- **The exercise**: Pick out each line below containing "Испания".

==== Dataset excerpts

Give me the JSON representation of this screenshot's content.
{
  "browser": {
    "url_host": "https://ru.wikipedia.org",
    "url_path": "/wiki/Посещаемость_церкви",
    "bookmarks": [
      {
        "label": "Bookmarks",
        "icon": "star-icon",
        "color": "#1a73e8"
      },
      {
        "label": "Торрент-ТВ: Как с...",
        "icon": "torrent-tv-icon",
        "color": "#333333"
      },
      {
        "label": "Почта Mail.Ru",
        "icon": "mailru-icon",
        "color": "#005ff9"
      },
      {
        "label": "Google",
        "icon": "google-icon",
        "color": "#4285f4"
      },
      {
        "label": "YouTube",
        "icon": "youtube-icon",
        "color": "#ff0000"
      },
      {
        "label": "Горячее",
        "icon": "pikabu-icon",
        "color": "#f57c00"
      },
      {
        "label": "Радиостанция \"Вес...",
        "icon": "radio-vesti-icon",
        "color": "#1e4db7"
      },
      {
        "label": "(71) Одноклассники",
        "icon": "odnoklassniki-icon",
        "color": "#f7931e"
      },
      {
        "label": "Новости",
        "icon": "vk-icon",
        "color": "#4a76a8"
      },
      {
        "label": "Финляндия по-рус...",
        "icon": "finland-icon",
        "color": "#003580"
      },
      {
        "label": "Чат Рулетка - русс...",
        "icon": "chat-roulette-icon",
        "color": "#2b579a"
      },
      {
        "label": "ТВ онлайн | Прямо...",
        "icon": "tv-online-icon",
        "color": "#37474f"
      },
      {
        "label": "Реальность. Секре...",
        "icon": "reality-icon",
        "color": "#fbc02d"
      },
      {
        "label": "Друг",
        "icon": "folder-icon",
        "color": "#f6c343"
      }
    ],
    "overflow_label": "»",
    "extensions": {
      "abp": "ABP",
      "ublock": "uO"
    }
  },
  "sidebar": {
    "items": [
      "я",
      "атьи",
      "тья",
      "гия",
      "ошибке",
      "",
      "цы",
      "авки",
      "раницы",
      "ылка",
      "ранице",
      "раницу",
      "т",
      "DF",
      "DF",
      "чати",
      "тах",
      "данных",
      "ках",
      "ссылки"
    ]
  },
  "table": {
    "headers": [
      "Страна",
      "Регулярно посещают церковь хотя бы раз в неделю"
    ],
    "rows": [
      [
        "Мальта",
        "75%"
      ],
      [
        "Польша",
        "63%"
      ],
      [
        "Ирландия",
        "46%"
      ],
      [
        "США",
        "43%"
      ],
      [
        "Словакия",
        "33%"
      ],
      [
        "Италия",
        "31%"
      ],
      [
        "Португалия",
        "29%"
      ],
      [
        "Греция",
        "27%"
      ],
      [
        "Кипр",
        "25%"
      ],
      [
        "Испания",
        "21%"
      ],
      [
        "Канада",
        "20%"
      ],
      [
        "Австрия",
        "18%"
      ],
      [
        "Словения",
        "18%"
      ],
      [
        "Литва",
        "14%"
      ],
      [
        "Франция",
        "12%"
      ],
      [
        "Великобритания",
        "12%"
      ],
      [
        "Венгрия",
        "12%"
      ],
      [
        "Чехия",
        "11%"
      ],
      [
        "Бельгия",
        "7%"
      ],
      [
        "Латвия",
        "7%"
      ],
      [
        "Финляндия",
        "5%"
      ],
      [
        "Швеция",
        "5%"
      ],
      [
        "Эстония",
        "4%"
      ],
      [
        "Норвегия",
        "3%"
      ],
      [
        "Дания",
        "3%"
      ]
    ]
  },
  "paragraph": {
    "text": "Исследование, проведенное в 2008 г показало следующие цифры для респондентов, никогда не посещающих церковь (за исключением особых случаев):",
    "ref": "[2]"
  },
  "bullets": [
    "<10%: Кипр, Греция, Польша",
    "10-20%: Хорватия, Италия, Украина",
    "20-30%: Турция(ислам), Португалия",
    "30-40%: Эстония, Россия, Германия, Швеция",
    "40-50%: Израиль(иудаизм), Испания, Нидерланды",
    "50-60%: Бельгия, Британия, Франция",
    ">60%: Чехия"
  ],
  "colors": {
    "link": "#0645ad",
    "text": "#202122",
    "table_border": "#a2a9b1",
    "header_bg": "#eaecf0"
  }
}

========

- **Correct response**:
        "Испания",
    "40-50%: Израиль(иудаизм), Испания, Нидерланды",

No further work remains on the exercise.